TEXT EXTRACT:
>>>

In this blog post we will present a first look at the performance of Group Replication (GR), now that the RC is out. The goal is to provide some insight on the throughput, latency and scalability one can expect in a modern computing infrastructure, using GR in single- and multi-master configurations, but mostly focused on single-master.
→ If you’re in a hurry, here’s the summary: the performance of GR is great!
1. The basics of how it works
GR introduces the ability to make MySQL servers collaborate and provide a true multi-master architecture where clients can write to the database through any of the members of a GR group. The master-slave model of traditional replication is now replaced with a peer-to-peer model in which all servers are masters of their clients workloads.
Servers in a distributed database system must unequivocally agree on which database changes are to be performed and which are to be refused, independently of the server a client connects to or the moment in which he does it. When a transaction is ready to commit, the changes are sent by the client-facing member to all other members in a totally ordered broadcast message using a group communication system based on Paxos. After the changes are received and certified by the members, and if no incompatibilities arise, the changes are committed on the client-facing member and asynchronously applied on the remaining members.
For more information regarding what is going on behind the scenes, from a performance point of view, please check this post: /tuning-mysql-group-replication-for-fun-and-profit/
2. Throughput and scalability
The following charts present the throughput achieved by Sysbench RW and Update Indexed using GR with several group sizes, comparing it to a standalone MySQL server (with the binary log active). This will allows us to show GR’s behaviour on a well known workload but, as any synthetic benchmark, it is no proper replacement for testing with the actual workloads and infrastructure that will be used in each actual deployment.
We measured both the peak throughput – the best that the clients can get from the client-facing servers (with flow-control disabled) – and the sustained throughput – the best the system as a whole can withstand in the long run without having some of the members lagging behind the others. For these first charts we use the best throughput achieved in any thread combination.

<<<

EXERCISE REQUIREMENTS:
(1) According to the blog post on Group Replication performance, why must a transaction's changes be sent to all other members and certified before they are committed? Answer in one to three sentences.
(2) Carry on the blog post on Group Replication performance from the point where it stops.

(Element region listings)
>>>

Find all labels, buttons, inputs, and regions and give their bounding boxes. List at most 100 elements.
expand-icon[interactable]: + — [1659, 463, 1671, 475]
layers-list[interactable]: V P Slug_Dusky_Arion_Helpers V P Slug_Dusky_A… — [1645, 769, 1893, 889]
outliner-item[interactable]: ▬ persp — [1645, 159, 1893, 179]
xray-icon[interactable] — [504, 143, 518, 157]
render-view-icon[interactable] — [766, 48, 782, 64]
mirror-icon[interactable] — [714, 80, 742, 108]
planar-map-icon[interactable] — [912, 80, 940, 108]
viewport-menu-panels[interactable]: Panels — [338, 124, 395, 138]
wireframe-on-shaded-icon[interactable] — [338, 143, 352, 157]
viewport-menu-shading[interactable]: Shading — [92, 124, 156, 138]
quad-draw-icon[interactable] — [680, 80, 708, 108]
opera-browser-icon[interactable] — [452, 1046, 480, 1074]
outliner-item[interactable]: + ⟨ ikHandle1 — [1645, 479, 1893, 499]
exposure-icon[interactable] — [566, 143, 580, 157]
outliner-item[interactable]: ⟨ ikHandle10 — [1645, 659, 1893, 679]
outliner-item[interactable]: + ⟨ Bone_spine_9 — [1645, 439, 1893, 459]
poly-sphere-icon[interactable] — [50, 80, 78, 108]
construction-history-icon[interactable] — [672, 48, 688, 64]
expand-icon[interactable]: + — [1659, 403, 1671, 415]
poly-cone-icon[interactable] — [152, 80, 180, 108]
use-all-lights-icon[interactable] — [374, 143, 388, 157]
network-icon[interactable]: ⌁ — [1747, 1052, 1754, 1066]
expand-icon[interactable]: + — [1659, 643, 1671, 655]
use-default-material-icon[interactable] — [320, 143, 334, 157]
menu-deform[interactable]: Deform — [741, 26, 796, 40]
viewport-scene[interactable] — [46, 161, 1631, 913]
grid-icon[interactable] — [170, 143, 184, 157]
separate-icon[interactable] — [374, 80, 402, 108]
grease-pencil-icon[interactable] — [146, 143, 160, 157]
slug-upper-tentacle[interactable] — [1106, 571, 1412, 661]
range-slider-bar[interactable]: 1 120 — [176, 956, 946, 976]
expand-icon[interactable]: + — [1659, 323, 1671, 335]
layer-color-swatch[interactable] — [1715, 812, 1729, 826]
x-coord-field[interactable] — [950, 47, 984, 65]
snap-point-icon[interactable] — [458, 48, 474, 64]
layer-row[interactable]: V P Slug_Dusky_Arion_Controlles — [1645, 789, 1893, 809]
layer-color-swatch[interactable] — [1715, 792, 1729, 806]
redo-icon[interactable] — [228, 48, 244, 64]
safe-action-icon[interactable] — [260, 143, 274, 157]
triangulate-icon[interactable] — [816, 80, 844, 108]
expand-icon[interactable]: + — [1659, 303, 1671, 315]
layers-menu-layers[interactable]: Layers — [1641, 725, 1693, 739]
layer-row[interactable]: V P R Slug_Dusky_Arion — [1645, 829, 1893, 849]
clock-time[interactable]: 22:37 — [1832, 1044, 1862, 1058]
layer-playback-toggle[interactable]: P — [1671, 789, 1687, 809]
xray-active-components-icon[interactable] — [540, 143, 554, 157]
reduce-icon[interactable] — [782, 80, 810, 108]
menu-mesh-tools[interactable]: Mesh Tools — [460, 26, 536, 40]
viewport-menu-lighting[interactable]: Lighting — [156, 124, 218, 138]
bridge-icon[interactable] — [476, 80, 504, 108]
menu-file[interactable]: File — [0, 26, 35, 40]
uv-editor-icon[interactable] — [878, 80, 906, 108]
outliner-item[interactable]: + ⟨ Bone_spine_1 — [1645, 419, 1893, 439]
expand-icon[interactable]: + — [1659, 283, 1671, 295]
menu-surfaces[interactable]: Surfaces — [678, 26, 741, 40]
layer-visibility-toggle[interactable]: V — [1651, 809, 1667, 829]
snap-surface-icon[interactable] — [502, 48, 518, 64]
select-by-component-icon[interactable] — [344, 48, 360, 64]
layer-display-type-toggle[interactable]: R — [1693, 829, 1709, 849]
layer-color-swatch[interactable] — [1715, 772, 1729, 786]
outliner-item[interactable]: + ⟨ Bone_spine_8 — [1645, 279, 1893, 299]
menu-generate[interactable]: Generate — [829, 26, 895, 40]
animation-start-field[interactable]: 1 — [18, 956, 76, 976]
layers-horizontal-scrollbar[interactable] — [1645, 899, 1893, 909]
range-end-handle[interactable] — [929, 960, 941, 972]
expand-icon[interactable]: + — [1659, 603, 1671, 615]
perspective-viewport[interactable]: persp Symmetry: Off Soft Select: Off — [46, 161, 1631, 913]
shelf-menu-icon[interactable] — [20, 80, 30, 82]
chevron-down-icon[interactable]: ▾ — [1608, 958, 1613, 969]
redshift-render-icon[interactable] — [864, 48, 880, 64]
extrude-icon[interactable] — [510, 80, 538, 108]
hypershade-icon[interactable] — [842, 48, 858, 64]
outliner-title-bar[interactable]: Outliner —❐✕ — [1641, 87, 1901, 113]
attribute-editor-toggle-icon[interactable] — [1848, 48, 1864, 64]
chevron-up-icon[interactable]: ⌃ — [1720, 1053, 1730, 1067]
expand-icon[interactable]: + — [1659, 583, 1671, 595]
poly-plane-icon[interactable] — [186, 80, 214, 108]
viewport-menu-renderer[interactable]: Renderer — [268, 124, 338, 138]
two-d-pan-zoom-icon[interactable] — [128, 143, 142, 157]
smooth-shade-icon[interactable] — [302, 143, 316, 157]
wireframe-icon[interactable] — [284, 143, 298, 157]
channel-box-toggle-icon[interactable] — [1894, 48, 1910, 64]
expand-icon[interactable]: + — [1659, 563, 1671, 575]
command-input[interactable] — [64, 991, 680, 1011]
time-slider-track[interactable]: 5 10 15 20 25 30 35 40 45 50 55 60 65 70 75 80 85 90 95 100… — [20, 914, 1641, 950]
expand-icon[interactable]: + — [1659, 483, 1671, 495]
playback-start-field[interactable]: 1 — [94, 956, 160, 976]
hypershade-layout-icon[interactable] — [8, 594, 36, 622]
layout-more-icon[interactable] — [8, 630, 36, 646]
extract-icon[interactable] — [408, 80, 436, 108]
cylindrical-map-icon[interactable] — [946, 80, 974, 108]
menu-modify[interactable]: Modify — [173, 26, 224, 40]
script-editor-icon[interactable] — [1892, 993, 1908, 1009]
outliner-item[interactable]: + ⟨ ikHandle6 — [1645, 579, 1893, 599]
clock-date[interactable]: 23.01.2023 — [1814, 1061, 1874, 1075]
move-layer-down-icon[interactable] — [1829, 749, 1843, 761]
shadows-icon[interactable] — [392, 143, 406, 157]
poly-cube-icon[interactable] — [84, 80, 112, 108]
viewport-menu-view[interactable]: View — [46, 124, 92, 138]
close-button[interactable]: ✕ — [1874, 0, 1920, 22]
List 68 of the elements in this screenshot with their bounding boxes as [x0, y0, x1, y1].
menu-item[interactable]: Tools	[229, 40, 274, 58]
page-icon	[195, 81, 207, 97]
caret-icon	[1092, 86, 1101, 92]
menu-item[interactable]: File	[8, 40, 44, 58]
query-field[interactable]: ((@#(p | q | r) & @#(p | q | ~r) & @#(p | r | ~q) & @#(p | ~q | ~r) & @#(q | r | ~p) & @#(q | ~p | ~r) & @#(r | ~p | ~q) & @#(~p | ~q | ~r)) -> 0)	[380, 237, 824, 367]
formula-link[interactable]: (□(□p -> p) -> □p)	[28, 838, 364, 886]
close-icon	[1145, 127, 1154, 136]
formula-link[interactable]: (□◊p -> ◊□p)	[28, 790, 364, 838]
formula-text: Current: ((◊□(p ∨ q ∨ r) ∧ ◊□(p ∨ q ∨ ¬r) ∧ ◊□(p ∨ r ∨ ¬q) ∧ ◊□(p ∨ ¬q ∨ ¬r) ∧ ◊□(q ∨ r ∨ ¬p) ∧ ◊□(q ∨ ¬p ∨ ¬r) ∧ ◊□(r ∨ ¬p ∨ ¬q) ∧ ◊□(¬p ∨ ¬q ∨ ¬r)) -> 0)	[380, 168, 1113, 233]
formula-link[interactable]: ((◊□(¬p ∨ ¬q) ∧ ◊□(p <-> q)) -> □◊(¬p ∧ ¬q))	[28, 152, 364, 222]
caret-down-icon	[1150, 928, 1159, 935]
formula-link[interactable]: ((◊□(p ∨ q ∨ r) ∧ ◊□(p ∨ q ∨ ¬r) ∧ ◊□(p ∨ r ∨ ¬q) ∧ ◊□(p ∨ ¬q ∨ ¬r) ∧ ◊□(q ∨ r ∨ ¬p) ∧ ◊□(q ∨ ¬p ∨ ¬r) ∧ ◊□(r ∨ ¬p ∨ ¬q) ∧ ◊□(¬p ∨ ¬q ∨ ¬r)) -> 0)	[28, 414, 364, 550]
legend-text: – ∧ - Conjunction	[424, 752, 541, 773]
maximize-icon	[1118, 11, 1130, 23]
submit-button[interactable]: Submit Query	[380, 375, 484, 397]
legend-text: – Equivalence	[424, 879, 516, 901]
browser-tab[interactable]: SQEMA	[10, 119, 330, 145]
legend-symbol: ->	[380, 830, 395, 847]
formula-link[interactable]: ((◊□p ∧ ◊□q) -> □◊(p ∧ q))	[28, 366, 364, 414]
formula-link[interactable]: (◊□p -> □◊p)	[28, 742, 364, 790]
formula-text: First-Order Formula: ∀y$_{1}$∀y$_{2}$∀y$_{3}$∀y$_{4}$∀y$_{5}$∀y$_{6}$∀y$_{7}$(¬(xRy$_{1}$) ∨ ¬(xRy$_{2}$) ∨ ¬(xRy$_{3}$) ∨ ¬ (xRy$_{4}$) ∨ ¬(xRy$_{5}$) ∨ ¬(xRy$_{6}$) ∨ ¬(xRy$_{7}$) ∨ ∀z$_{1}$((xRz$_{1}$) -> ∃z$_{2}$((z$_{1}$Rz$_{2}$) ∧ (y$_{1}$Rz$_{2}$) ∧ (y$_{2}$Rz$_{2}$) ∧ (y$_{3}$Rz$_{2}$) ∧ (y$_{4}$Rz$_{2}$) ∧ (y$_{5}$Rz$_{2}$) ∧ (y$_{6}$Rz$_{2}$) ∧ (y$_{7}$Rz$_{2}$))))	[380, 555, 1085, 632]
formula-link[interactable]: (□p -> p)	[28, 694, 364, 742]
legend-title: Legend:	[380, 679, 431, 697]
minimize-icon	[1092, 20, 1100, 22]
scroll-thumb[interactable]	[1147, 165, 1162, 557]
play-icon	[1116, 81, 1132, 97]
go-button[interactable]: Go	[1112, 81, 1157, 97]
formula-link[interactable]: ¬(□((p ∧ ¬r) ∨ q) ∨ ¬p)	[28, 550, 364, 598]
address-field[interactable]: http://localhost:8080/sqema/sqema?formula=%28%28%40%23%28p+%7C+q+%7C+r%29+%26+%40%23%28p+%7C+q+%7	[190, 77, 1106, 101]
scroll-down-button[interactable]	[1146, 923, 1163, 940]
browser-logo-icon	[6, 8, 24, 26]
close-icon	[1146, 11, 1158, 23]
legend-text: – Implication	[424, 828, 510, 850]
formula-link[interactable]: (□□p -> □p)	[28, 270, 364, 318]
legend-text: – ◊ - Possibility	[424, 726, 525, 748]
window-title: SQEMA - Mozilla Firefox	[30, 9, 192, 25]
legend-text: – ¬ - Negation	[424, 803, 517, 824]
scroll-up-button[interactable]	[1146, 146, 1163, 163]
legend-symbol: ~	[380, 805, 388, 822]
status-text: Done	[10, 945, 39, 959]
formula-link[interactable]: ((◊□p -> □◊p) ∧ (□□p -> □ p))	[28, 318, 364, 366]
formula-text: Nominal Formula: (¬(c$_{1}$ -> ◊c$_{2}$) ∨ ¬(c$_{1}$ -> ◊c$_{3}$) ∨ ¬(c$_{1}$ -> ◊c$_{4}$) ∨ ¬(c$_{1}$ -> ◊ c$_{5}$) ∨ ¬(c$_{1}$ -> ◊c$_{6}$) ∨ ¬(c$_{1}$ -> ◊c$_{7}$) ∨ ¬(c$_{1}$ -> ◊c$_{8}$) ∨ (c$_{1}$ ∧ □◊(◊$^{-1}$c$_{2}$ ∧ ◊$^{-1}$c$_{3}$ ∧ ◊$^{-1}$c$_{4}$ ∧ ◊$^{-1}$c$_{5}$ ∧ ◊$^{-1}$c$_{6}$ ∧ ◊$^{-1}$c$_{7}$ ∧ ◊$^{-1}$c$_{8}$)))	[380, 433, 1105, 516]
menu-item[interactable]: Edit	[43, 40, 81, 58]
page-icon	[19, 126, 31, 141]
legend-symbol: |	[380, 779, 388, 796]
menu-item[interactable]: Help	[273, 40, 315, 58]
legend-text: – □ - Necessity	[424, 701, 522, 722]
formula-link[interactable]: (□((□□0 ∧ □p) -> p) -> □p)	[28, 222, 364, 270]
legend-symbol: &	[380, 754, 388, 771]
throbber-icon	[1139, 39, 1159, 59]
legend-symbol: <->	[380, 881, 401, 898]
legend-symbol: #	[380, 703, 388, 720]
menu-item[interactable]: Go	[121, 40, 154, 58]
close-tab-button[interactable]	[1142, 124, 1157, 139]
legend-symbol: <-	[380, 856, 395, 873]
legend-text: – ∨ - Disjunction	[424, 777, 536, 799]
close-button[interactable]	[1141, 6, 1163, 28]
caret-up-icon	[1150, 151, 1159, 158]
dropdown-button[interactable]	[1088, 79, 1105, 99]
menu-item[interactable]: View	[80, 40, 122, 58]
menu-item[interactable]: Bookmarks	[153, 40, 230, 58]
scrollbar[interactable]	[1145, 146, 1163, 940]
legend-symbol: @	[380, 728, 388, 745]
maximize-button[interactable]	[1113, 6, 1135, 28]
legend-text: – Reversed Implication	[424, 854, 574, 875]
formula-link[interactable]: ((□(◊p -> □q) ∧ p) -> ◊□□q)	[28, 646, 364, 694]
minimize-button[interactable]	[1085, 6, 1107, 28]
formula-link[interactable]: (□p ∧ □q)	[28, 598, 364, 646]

<<<

PER-TASK OUTPUTS:
(1) Servers in a distributed database system must unequivocally agree on which database changes are performed and which are refused. That agreement has to hold no matter which server a client connects to or when it connects.

(2)
Sysbench Read-Write throughput
This chart shows several points that make us quite proud:
-
When all write requests are directed to a single member (single-master) GR achieves around 80% of the throughput of a standalone MySQL server, dropping only slightly (3%) when going from groups of 2 members up to 9 members (that’s the largest group supported for now);
-
When write requests are distributed between multiple members (multi-master), the sustained throughput can even be slightly larger than that of a standalone MySQL server and event with 9 server groups we can still get 85% of that;
-
Also we can get peak throughputs that almost double the capacity of a standalone server when using multi-master, if we disable flow-control and allow transactions to buffer and apply later;
-
Finally, on Sysbench RW the MTS applier on the members allows them to keep-up with the master (in single-master mode) even at the maximum throughput it can deliver.
Sysbench Update Index throughput
The Sysbench Update Index benchmark shows what happens with GR in workloads with very small transactions (more demanding for replication, with a single update per transaction in this case). With smaller transactions the number of operations that GR must handle is higher and the overhead on GR itself becomes proportionally larger.
Even in this scenario GR performs at very competitive levels. In particular, the scalability on the network is still great, and going from 2 to 9 members brings a very small degradation in both single-master and multi-master scenarios. Nevertheless, there is work to do to bring the sustained throughput closer to the peak and both closer to the standalone server.
The next sections expand on these numbers for the single-master case. A posterior blog post we will focus on the performance of multi-master configurations, including the balance/fairness between members, impact of conflicting workloads, etc.
3. Throughput by client (single-master)
Group Replication takes over a transaction once it is ready to commit and it only returns to the client once the certification is done, which happens after a majority of the members in the group agrees on an common sequence of transactions. This means that Group Replication is expected to increase the transaction latency and to reduce the number of transactions executed per second for the same thread count until the server starts reaching its full capacity. Once the number of clients is high enough to keep the server busy the added latency may be hidden entirely, but then scheduling many threads introduces its own overhead that limits that effect.
On the chart above one can see that at the same number of client threads there is a small gap between the number of transactions per second that GR and a standalone server can deliver. That gap is on average [12%-19%] between 2 – 9 members, but with 70 client threads the TPS gap between GR and the standalone server is very small (4%-11%). At their maximum throughput the difference between GR and a standalone server goes to 18%-21%, again from 2 to 9 member groups.
So, we are very please to see that GR is able to achieve around 80% of the standalone server performance on single-master configurations, even using the largest groups supported.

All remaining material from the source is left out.